Rows from a dataset
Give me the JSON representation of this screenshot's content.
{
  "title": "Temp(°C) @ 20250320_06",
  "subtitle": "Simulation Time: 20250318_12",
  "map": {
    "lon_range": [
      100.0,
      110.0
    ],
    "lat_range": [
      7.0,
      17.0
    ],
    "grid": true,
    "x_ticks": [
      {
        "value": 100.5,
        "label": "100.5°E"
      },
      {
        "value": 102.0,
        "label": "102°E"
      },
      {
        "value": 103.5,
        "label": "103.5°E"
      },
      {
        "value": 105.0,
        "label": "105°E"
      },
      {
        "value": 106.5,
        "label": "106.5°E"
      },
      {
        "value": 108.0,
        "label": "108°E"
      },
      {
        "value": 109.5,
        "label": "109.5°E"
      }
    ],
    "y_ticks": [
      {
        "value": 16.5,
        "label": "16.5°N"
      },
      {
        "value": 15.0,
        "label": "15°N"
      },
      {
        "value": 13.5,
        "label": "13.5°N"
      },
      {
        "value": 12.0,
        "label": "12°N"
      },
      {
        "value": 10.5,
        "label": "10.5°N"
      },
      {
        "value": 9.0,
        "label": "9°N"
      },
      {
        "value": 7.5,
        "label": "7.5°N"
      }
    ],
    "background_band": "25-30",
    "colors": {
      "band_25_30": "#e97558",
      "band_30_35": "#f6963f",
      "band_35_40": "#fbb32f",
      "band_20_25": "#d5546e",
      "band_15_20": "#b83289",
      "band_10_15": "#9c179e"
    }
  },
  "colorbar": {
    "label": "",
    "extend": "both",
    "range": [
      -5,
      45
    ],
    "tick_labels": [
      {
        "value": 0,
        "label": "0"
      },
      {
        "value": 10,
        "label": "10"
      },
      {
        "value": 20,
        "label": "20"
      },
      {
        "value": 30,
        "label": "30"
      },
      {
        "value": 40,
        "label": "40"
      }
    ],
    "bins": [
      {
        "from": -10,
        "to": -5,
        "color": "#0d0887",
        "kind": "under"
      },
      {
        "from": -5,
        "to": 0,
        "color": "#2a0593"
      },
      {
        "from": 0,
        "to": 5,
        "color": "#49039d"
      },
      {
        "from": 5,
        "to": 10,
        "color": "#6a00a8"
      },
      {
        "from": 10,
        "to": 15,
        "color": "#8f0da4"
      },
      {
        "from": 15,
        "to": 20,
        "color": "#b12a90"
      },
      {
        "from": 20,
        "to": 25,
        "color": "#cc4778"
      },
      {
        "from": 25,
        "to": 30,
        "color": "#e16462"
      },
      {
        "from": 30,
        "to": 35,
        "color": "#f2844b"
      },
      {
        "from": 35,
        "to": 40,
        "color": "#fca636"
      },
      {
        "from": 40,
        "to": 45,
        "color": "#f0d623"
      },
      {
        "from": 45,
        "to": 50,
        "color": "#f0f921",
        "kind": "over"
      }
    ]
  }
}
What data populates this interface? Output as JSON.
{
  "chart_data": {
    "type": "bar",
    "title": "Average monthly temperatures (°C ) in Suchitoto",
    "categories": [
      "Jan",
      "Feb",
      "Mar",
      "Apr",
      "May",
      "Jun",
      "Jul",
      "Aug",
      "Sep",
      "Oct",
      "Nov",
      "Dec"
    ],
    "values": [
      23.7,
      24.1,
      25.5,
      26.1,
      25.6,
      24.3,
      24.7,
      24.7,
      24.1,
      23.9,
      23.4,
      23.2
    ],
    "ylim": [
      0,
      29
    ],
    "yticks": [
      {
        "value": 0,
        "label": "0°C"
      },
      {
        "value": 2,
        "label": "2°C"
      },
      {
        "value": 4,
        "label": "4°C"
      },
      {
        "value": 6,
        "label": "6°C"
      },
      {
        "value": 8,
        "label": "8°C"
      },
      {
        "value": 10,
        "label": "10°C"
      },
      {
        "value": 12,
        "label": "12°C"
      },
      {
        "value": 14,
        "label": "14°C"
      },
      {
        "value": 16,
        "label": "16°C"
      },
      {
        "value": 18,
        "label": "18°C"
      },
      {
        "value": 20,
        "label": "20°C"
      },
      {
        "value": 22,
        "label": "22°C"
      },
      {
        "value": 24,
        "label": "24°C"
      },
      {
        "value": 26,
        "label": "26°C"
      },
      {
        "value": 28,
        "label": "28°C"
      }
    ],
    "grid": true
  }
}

**Requirement:** Repeat all entries. Match them exactly.

**The answer:**
Give me the JSON representation of this screenshot's content.
{
  "title": "Temp(°C) @ 20250320_06",
  "subtitle": "Simulation Time: 20250318_12",
  "map": {
    "lon_range": [
      100.0,
      110.0
    ],
    "lat_range": [
      7.0,
      17.0
    ],
    "grid": true,
    "x_ticks": [
      {
        "value": 100.5,
        "label": "100.5°E"
      },
      {
        "value": 102.0,
        "label": "102°E"
      },
      {
        "value": 103.5,
        "label": "103.5°E"
      },
      {
        "value": 105.0,
        "label": "105°E"
      },
      {
        "value": 106.5,
        "label": "106.5°E"
      },
      {
        "value": 108.0,
        "label": "108°E"
      },
      {
        "value": 109.5,
        "label": "109.5°E"
      }
    ],
    "y_ticks": [
      {
        "value": 16.5,
        "label": "16.5°N"
      },
      {
        "value": 15.0,
        "label": "15°N"
      },
      {
        "value": 13.5,
        "label": "13.5°N"
      },
      {
        "value": 12.0,
        "label": "12°N"
      },
      {
        "value": 10.5,
        "label": "10.5°N"
      },
      {
        "value": 9.0,
        "label": "9°N"
      },
      {
        "value": 7.5,
        "label": "7.5°N"
      }
    ],
    "background_band": "25-30",
    "colors": {
      "band_25_30": "#e97558",
      "band_30_35": "#f6963f",
      "band_35_40": "#fbb32f",
      "band_20_25": "#d5546e",
      "band_15_20": "#b83289",
      "band_10_15": "#9c179e"
    }
  },
  "colorbar": {
    "label": "",
    "extend": "both",
    "range": [
      -5,
      45
    ],
    "tick_labels": [
      {
        "value": 0,
        "label": "0"
      },
      {
        "value": 10,
        "label": "10"
      },
      {
        "value": 20,
        "label": "20"
      },
      {
        "value": 30,
        "label": "30"
      },
      {
        "value": 40,
        "label": "40"
      }
    ],
    "bins": [
      {
        "from": -10,
        "to": -5,
        "color": "#0d0887",
        "kind": "under"
      },
      {
        "from": -5,
        "to": 0,
        "color": "#2a0593"
      },
      {
        "from": 0,
        "to": 5,
        "color": "#49039d"
      },
      {
        "from": 5,
        "to": 10,
        "color": "#6a00a8"
      },
      {
        "from": 10,
        "to": 15,
        "color": "#8f0da4"
      },
      {
        "from": 15,
        "to": 20,
        "color": "#b12a90"
      },
      {
        "from": 20,
        "to": 25,
        "color": "#cc4778"
      },
      {
        "from": 25,
        "to": 30,
        "color": "#e16462"
      },
      {
        "from": 30,
        "to": 35,
        "color": "#f2844b"
      },
      {
        "from": 35,
        "to": 40,
        "color": "#fca636"
      },
      {
        "from": 40,
        "to": 45,
        "color": "#f0d623"
      },
      {
        "from": 45,
        "to": 50,
        "color": "#f0f921",
        "kind": "over"
      }
    ]
  }
}
What data populates this interface? Output as JSON.
{
  "chart_data": {
    "type": "bar",
    "title": "Average monthly temperatures (°C ) in Suchitoto",
    "categories": [
      "Jan",
      "Feb",
      "Mar",
      "Apr",
      "May",
      "Jun",
      "Jul",
      "Aug",
      "Sep",
      "Oct",
      "Nov",
      "Dec"
    ],
    "values": [
      23.7,
      24.1,
      25.5,
      26.1,
      25.6,
      24.3,
      24.7,
      24.7,
      24.1,
      23.9,
      23.4,
      23.2
    ],
    "ylim": [
      0,
      29
    ],
    "yticks": [
      {
        "value": 0,
        "label": "0°C"
      },
      {
        "value": 2,
        "label": "2°C"
      },
      {
        "value": 4,
        "label": "4°C"
      },
      {
        "value": 6,
        "label": "6°C"
      },
      {
        "value": 8,
        "label": "8°C"
      },
      {
        "value": 10,
        "label": "10°C"
      },
      {
        "value": 12,
        "label": "12°C"
      },
      {
        "value": 14,
        "label": "14°C"
      },
      {
        "value": 16,
        "label": "16°C"
      },
      {
        "value": 18,
        "label": "18°C"
      },
      {
        "value": 20,
        "label": "20°C"
      },
      {
        "value": 22,
        "label": "22°C"
      },
      {
        "value": 24,
        "label": "24°C"
      },
      {
        "value": 26,
        "label": "26°C"
      },
      {
        "value": 28,
        "label": "28°C"
      }
    ],
    "grid": true
  }
}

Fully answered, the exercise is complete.